Please give the listing again, word for word, with nothing left out.

RECORDED INFORMATION
-- BEGIN --

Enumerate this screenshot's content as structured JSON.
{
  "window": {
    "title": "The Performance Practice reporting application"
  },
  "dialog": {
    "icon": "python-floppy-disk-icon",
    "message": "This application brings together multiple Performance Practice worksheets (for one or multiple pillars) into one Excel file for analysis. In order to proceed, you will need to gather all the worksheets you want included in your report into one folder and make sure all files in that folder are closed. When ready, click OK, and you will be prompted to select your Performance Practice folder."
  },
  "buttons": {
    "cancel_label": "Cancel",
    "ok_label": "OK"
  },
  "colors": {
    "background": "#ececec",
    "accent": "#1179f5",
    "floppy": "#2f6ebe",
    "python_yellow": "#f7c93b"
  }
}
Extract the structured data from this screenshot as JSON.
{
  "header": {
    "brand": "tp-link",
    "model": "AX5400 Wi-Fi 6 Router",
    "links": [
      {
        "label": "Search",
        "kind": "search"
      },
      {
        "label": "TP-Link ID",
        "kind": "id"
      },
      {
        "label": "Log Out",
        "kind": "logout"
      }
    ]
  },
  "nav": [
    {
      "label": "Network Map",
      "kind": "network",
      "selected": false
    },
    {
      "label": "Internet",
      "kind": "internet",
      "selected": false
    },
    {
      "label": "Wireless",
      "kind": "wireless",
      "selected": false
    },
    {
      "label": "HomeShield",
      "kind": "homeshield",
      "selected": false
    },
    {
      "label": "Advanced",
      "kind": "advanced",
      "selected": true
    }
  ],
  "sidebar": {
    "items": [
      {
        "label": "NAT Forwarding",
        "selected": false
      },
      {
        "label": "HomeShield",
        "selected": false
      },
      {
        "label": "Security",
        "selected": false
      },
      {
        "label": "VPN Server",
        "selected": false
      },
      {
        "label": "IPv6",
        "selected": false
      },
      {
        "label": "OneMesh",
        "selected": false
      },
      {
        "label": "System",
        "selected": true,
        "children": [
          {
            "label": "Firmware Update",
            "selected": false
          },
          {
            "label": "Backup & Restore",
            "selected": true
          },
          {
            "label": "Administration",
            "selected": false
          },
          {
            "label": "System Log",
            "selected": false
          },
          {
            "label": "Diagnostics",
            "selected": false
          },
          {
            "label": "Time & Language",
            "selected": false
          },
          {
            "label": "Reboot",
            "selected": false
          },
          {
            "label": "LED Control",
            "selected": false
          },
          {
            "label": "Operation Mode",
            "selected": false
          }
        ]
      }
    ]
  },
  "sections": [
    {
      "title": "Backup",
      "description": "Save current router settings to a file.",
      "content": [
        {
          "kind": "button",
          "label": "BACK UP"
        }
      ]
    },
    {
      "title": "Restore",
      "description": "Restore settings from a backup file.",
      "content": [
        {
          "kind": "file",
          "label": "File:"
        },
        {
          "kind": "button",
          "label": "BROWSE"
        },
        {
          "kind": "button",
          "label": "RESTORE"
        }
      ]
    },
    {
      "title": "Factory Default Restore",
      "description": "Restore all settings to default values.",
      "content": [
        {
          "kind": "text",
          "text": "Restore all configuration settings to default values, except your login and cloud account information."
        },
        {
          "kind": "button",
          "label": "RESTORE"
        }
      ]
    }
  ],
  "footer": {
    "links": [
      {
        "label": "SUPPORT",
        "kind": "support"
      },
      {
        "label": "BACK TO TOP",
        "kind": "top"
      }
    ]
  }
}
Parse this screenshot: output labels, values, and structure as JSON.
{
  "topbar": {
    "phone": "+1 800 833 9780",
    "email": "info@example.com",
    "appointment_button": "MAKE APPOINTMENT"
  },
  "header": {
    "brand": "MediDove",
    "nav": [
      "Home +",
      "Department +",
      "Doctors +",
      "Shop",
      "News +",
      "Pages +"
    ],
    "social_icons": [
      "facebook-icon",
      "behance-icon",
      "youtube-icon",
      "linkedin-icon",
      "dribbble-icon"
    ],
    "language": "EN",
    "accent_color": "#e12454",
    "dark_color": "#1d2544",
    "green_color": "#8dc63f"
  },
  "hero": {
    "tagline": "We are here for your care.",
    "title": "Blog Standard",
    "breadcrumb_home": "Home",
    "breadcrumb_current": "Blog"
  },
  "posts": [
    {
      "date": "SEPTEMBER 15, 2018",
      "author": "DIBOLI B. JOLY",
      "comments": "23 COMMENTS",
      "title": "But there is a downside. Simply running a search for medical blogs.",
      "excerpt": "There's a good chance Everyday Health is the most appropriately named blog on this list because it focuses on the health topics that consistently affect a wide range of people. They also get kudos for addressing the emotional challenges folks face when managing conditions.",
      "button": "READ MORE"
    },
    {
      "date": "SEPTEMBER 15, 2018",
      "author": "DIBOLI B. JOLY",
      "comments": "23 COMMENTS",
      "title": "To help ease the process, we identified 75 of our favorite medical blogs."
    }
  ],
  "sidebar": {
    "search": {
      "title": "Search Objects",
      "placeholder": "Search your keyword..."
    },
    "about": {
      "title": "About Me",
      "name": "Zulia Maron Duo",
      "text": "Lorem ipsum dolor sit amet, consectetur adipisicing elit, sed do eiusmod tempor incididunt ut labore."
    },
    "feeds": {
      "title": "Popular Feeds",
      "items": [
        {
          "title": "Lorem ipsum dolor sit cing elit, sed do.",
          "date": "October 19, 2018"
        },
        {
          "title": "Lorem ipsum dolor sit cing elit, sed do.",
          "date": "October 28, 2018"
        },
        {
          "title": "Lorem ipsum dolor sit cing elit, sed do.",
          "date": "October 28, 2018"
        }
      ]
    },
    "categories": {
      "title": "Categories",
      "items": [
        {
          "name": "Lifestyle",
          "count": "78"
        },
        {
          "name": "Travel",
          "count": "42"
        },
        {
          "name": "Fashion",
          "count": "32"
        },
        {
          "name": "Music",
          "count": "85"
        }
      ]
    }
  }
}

-- END --

OUTPUT
Enumerate this screenshot's content as structured JSON.
{
  "window": {
    "title": "The Performance Practice reporting application"
  },
  "dialog": {
    "icon": "python-floppy-disk-icon",
    "message": "This application brings together multiple Performance Practice worksheets (for one or multiple pillars) into one Excel file for analysis. In order to proceed, you will need to gather all the worksheets you want included in your report into one folder and make sure all files in that folder are closed. When ready, click OK, and you will be prompted to select your Performance Practice folder."
  },
  "buttons": {
    "cancel_label": "Cancel",
    "ok_label": "OK"
  },
  "colors": {
    "background": "#ececec",
    "accent": "#1179f5",
    "floppy": "#2f6ebe",
    "python_yellow": "#f7c93b"
  }
}
Extract the structured data from this screenshot as JSON.
{
  "header": {
    "brand": "tp-link",
    "model": "AX5400 Wi-Fi 6 Router",
    "links": [
      {
        "label": "Search",
        "kind": "search"
      },
      {
        "label": "TP-Link ID",
        "kind": "id"
      },
      {
        "label": "Log Out",
        "kind": "logout"
      }
    ]
  },
  "nav": [
    {
      "label": "Network Map",
      "kind": "network",
      "selected": false
    },
    {
      "label": "Internet",
      "kind": "internet",
      "selected": false
    },
    {
      "label": "Wireless",
      "kind": "wireless",
      "selected": false
    },
    {
      "label": "HomeShield",
      "kind": "homeshield",
      "selected": false
    },
    {
      "label": "Advanced",
      "kind": "advanced",
      "selected": true
    }
  ],
  "sidebar": {
    "items": [
      {
        "label": "NAT Forwarding",
        "selected": false
      },
      {
        "label": "HomeShield",
        "selected": false
      },
      {
        "label": "Security",
        "selected": false
      },
      {
        "label": "VPN Server",
        "selected": false
      },
      {
        "label": "IPv6",
        "selected": false
      },
      {
        "label": "OneMesh",
        "selected": false
      },
      {
        "label": "System",
        "selected": true,
        "children": [
          {
            "label": "Firmware Update",
            "selected": false
          },
          {
            "label": "Backup & Restore",
            "selected": true
          },
          {
            "label": "Administration",
            "selected": false
          },
          {
            "label": "System Log",
            "selected": false
          },
          {
            "label": "Diagnostics",
            "selected": false
          },
          {
            "label": "Time & Language",
            "selected": false
          },
          {
            "label": "Reboot",
            "selected": false
          },
          {
            "label": "LED Control",
            "selected": false
          },
          {
            "label": "Operation Mode",
            "selected": false
          }
        ]
      }
    ]
  },
  "sections": [
    {
      "title": "Backup",
      "description": "Save current router settings to a file.",
      "content": [
        {
          "kind": "button",
          "label": "BACK UP"
        }
      ]
    },
    {
      "title": "Restore",
      "description": "Restore settings from a backup file.",
      "content": [
        {
          "kind": "file",
          "label": "File:"
        },
        {
          "kind": "button",
          "label": "BROWSE"
        },
        {
          "kind": "button",
          "label": "RESTORE"
        }
      ]
    },
    {
      "title": "Factory Default Restore",
      "description": "Restore all settings to default values.",
      "content": [
        {
          "kind": "text",
          "text": "Restore all configuration settings to default values, except your login and cloud account information."
        },
        {
          "kind": "button",
          "label": "RESTORE"
        }
      ]
    }
  ],
  "footer": {
    "links": [
      {
        "label": "SUPPORT",
        "kind": "support"
      },
      {
        "label": "BACK TO TOP",
        "kind": "top"
      }
    ]
  }
}
Parse this screenshot: output labels, values, and structure as JSON.
{
  "topbar": {
    "phone": "+1 800 833 9780",
    "email": "info@example.com",
    "appointment_button": "MAKE APPOINTMENT"
  },
  "header": {
    "brand": "MediDove",
    "nav": [
      "Home +",
      "Department +",
      "Doctors +",
      "Shop",
      "News +",
      "Pages +"
    ],
    "social_icons": [
      "facebook-icon",
      "behance-icon",
      "youtube-icon",
      "linkedin-icon",
      "dribbble-icon"
    ],
    "language": "EN",
    "accent_color": "#e12454",
    "dark_color": "#1d2544",
    "green_color": "#8dc63f"
  },
  "hero": {
    "tagline": "We are here for your care.",
    "title": "Blog Standard",
    "breadcrumb_home": "Home",
    "breadcrumb_current": "Blog"
  },
  "posts": [
    {
      "date": "SEPTEMBER 15, 2018",
      "author": "DIBOLI B. JOLY",
      "comments": "23 COMMENTS",
      "title": "But there is a downside. Simply running a search for medical blogs.",
      "excerpt": "There's a good chance Everyday Health is the most appropriately named blog on this list because it focuses on the health topics that consistently affect a wide range of people. They also get kudos for addressing the emotional challenges folks face when managing conditions.",
      "button": "READ MORE"
    },
    {
      "date": "SEPTEMBER 15, 2018",
      "author": "DIBOLI B. JOLY",
      "comments": "23 COMMENTS",
      "title": "To help ease the process, we identified 75 of our favorite medical blogs."
    }
  ],
  "sidebar": {
    "search": {
      "title": "Search Objects",
      "placeholder": "Search your keyword..."
    },
    "about": {
      "title": "About Me",
      "name": "Zulia Maron Duo",
      "text": "Lorem ipsum dolor sit amet, consectetur adipisicing elit, sed do eiusmod tempor incididunt ut labore."
    },
    "feeds": {
      "title": "Popular Feeds",
      "items": [
        {
          "title": "Lorem ipsum dolor sit cing elit, sed do.",
          "date": "October 19, 2018"
        },
        {
          "title": "Lorem ipsum dolor sit cing elit, sed do.",
          "date": "October 28, 2018"
        },
        {
          "title": "Lorem ipsum dolor sit cing elit, sed do.",
          "date": "October 28, 2018"
        }
      ]
    },
    "categories": {
      "title": "Categories",
      "items": [
        {
          "name": "Lifestyle",
          "count": "78"
        },
        {
          "name": "Travel",
          "count": "42"
        },
        {
          "name": "Fashion",
          "count": "32"
        },
        {
          "name": "Music",
          "count": "85"
        }
      ]
    }
  }
}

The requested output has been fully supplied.